** START OF PAGE EXTRACT **

Beyond Bubble Tests and Bake Sales: Secretary Arne Duncan's Remarks at the 114th Annual National PTA Convention



Thank you. It's an honor to speak to the nation's oldest and largest volunteer child advocacy organization.

Ever since Alice McLellan Birney and Phoebe Apperson Hearst founded what would become the PTA in 1897, the PTA has led the fight to improve the education and health of our nation's children. We take many of the PTA's successful campaigns for granted today, from installing sprinklers and fire alarms in schools, to mandatory immunization of children, to the creation of kindergarten classes and hot lunch programs.

Yet it is easy to forget how hard-fought many of those struggles were—and just how profoundly parental involvement has altered the landscape of public schools over the last century. When Alice McLellan Birney and Phoebe Apperson Heart first formed the National Congress of Mothers, they did so at a time when women could not vote and were not supposed to speak out about education. This year marks the 40th anniversary of the merger of the National PTA and the National Congress of Colored Parents and Teachers—a pointed reminder of the decades-long shame of segregated schools that echoes to this day in Memphis and elsewhere.

I want to suggest to you today that it is time for the PTA to take the lead again in preparing students to compete in the 21st century. President Obama has set an ambitious goal for the nation. He wants America to again have the highest proportion of college graduates in the world by 2020. That goal is the North Star for all of our education efforts. To reach it, the college degree attainment rate must rise from 40 percent to 60 percent. President Obama and I are convinced we have to educate our way to a better economy.

We will not attain the 2020 goal by doing what we are doing now--only just a little bit better. Our educational system needs transformational change. To achieve that transformational change, parents and educators need to start thinking beyond the limited vision of student achievement and family engagement that have often defined education reform in the past.

It is time to think beyond assessing students with narrowly-focused bubble tests. It is time to think beyond the bake sale- barometer in promoting parental involvement. And it is time to think beyond the focus on math and English alone, and give every child a well-rounded education. We must stop narrowing the curriculum. Our children need—and deserve—so much more.

My hope is that PTAs around the nation can be leaders in pressing for higher standards, better assessments, for a richer vision of parental involvement, and for a well-rounded curriculum.

You have already begun to redefine the notion of family involvement by promoting the importance of fathers, grandfathers, and male mentors at school and at home. Chuck Saylors is the first male president in the history of the National PTA, and Byron Garrett, my good friend and your great CEO, is the first African-American male to run the national PTA. Please give them a round of applause.

Male membership in the PTA has increased five-fold in the last decade, from about two percent to 10 percent. That's still not as high as it should be—but you are moving fast, and in the right direction. I thank you for your commitment, and for your real progress.

** END OF PAGE EXTRACT **

## DIRECTIVES
#1 Summarize Secretary Duncan's PTA convention remarks in two sentences.
#2 Write the next part of Secretary Duncan's PTA convention remarks, picking up after their final sentence.

** START OF DATASET EXTRACT **

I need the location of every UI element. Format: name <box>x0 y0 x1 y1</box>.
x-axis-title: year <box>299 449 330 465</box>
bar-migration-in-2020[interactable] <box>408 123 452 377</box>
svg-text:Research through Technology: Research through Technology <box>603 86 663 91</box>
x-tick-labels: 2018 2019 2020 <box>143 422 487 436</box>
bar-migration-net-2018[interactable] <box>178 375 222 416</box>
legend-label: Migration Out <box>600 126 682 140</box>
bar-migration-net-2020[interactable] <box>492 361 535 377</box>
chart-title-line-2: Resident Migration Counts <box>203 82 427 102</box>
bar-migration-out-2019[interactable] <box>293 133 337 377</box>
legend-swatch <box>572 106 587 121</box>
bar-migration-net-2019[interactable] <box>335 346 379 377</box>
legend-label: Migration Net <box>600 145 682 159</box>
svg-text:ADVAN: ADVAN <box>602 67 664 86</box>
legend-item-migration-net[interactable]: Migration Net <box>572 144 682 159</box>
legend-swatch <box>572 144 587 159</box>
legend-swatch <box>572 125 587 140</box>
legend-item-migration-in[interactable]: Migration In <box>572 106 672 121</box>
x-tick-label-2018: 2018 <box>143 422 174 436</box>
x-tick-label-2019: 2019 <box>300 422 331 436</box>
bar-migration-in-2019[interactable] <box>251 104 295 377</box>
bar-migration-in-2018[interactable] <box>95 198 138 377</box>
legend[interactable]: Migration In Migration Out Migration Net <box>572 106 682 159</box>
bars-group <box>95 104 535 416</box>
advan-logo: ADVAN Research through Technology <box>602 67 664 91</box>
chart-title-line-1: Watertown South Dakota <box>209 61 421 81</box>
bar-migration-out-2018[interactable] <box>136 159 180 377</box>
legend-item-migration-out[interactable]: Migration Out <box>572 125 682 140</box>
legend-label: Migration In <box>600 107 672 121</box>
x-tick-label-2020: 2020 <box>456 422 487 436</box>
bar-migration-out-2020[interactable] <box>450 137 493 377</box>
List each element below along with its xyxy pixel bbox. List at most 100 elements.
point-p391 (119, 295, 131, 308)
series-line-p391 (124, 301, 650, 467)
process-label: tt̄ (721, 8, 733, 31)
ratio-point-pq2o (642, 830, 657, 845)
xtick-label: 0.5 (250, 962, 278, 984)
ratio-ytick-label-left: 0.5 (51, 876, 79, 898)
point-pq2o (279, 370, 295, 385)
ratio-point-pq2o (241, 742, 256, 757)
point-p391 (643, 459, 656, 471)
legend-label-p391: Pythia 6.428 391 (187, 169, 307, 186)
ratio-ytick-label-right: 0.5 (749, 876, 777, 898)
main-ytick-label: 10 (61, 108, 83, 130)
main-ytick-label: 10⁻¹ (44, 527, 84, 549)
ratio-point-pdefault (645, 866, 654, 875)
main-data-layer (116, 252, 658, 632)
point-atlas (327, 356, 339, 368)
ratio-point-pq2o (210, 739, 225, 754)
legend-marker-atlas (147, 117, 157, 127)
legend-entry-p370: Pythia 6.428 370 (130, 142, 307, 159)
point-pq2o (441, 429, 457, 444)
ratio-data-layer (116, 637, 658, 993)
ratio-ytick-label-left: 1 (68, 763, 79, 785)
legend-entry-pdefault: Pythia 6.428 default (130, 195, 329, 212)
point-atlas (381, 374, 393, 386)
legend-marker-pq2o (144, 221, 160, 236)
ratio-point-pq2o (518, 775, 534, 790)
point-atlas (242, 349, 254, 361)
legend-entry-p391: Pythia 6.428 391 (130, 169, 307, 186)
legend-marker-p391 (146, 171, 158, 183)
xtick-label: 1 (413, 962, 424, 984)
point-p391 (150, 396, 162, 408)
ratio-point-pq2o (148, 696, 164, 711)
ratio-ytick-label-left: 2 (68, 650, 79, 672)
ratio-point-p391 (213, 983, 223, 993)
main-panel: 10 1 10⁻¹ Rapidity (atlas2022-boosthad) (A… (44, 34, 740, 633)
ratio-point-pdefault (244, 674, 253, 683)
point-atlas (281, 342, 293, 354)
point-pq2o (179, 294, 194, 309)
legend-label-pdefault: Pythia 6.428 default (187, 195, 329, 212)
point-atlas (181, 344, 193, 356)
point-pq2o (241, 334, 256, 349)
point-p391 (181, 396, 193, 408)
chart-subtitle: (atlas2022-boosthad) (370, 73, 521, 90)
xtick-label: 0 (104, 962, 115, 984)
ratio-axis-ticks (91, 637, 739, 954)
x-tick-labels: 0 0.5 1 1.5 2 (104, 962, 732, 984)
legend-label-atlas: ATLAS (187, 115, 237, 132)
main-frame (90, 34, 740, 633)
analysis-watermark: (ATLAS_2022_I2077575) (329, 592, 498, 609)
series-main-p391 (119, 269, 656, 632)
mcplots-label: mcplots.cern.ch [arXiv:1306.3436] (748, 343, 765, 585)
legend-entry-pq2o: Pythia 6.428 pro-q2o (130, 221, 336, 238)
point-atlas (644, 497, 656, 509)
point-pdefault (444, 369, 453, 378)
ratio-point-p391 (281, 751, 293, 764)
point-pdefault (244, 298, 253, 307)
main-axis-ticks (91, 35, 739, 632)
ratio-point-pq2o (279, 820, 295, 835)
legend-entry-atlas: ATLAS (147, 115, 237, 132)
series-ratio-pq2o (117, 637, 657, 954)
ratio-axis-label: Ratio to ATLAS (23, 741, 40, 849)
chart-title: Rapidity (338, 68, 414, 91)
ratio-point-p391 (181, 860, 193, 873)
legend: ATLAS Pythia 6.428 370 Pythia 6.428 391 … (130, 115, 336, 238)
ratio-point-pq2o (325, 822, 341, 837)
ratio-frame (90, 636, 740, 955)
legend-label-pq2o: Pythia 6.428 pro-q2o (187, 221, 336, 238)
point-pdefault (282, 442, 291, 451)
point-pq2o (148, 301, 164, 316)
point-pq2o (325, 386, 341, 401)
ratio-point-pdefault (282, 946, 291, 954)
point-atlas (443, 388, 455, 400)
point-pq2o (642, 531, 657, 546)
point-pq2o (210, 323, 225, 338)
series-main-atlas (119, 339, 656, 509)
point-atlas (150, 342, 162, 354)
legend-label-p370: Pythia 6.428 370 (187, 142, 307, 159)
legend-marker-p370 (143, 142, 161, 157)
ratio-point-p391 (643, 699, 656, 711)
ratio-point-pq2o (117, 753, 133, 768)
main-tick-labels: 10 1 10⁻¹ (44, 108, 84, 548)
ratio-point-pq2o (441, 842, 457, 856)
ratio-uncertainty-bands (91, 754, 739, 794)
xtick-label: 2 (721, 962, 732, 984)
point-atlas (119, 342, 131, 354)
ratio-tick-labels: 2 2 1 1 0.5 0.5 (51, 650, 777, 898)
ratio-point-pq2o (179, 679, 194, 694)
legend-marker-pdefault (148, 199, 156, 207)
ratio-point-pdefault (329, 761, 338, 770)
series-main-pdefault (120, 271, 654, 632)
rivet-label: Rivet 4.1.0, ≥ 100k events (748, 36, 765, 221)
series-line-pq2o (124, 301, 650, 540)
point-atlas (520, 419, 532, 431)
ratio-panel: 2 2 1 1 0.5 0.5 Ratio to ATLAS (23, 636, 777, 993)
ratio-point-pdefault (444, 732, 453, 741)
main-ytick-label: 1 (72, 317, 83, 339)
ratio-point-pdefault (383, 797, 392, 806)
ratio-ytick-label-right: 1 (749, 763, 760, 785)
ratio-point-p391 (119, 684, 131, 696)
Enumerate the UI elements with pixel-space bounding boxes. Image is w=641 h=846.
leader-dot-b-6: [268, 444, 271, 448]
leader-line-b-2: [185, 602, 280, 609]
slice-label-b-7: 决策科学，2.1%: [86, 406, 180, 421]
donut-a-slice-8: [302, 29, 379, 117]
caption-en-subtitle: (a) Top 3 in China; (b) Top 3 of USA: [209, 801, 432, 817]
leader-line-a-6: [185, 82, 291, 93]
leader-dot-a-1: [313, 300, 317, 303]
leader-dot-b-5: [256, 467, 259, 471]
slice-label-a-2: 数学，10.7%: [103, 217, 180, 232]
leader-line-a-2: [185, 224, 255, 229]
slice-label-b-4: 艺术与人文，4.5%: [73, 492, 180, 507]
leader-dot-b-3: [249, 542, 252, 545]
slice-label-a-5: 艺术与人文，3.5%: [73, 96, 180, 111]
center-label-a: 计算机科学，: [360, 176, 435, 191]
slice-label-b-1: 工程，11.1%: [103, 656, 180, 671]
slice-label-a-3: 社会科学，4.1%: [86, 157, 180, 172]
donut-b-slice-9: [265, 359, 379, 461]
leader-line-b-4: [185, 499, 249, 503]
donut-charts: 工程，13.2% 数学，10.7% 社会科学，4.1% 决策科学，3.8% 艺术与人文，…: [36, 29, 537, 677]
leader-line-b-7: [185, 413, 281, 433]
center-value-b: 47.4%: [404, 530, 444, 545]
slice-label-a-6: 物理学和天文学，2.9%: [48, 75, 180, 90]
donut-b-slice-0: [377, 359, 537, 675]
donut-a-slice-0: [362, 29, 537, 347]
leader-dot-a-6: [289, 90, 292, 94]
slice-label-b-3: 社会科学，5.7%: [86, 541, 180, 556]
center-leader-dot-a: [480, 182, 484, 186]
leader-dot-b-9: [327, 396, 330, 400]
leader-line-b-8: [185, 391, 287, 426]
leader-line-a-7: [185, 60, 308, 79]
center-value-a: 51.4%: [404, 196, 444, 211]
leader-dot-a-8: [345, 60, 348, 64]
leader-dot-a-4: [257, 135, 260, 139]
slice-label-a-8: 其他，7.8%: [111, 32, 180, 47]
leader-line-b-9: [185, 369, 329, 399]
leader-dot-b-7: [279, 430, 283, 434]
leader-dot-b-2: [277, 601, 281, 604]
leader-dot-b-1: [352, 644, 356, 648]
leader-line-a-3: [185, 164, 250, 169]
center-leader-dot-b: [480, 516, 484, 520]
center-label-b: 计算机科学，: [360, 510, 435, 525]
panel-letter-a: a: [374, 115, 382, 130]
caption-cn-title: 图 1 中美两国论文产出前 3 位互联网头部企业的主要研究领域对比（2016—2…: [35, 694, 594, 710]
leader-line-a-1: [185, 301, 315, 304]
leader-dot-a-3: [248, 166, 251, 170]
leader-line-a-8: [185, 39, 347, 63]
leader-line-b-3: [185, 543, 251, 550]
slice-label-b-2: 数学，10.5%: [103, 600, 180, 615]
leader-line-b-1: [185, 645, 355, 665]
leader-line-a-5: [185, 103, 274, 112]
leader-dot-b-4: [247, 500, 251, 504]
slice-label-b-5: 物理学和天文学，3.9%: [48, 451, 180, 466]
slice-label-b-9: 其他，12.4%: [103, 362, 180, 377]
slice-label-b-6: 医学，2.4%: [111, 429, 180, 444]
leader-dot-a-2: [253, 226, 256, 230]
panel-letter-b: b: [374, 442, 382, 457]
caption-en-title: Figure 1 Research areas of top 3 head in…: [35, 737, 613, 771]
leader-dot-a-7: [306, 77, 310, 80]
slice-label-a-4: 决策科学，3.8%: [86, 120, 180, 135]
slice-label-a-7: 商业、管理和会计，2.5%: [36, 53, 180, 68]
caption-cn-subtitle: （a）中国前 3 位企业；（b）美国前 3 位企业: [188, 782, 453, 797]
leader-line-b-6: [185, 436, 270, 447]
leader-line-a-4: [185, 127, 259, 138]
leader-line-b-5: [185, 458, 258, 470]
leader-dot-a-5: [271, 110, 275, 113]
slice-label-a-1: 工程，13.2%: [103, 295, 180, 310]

** END OF DATASET EXTRACT **

## PER-TASK OUTPUTS
#1 Arne Duncan credits the PTA, founded in 1897, with leading the fight to improve children's education and health, and argues that meeting President Obama's goal of the world's highest proportion of college graduates by 2020 demands transformational change in education. He urges PTAs to press for higher standards, better assessments than narrow bubble tests, a richer vision of parental involvement than bake sales, and a well-rounded curriculum, and he praises their progress in drawing in men, whose share of membership has grown from about two percent to 10 percent.

#2
It seems so obvious that fathers, grandfathers, and uncles, must be involved in their children's education and school--and not just as boosters at athletic events. Yet when the PTA conducted a survey to find out why fathers were not joining the PTA, they discovered the main reason was surprisingly simple: No one had ever asked the men to join.

Build it, and they will come; ask and you shall find—it's a disarming policy idea, but one that I think is often overlooked in discussions of education reform. I absolutely applaud your One Million Hours of Power campaign, which has set a goal of having 350,000 men volunteer three hours of service to America's children during the upcoming school year. I promise to do my part to help you reach that goal. And I am so glad to see that Tony Dungy, who has done an outstanding job of promoting responsible fatherhood for thousands of men, spoke with you earlier today. He is one of my heroes.

In America, the subject of parental involvement in school has, at times, frankly proved elusive. Just about everyone is in favor of parental involvement. But it has been harder to define what good parental involvement looks like--and policymakers have struggled to find and identify effective policy interventions to stimulate parental involvement.

Part of the explanation for that gap between rhetoric and reality is that there is no simple, single answer, no one-size-fits-all prescription for parental involvement and effective family engagement. What matters, first and foremost, is that parents engage in supporting their children's education, whether it is making sure they have a quiet place to study, organizing book drives, or making brownies for the bake sale. But I do want to encourage the PTA leaders gathered here today to think ambitiously about parental involvement. And I would urge you to think about how schools, districts, and the federal government can do a better job of supporting effective family engagement.

My vision for family engagement is ambitious. I want all parents to be real partners in education with their children's teachers, from cradle to career. In this partnership, students and parents should feel connected--and teachers should feel supported.

Parents can serve in at least one of three roles: Partners in learning, advocates and advisors who push for better schools, and decision-makers who choose the best educational options for their children.

Let me give you an example of what I mean by ambitious engagement. When parents demand change and better options for their children, they become the real accountability backstop for the educational system. Parents have more choices today than ever before, from virtual schools to charters to career academies. And our schools need empowered parents, although I know not all school administrators welcome that.

We need parents to speak out and drive change in chronically-underperforming schools where children receive an inferior education. With parental support, those struggling schools need to be turned around now because children get only one chance at an education.

Parent engagement is, of course, a two-way street. Parents sometimes disengage when schools fail to welcome their input. Too often, parents come in to school only when there is a problem—rather than touching base regularly to see how students are progressing.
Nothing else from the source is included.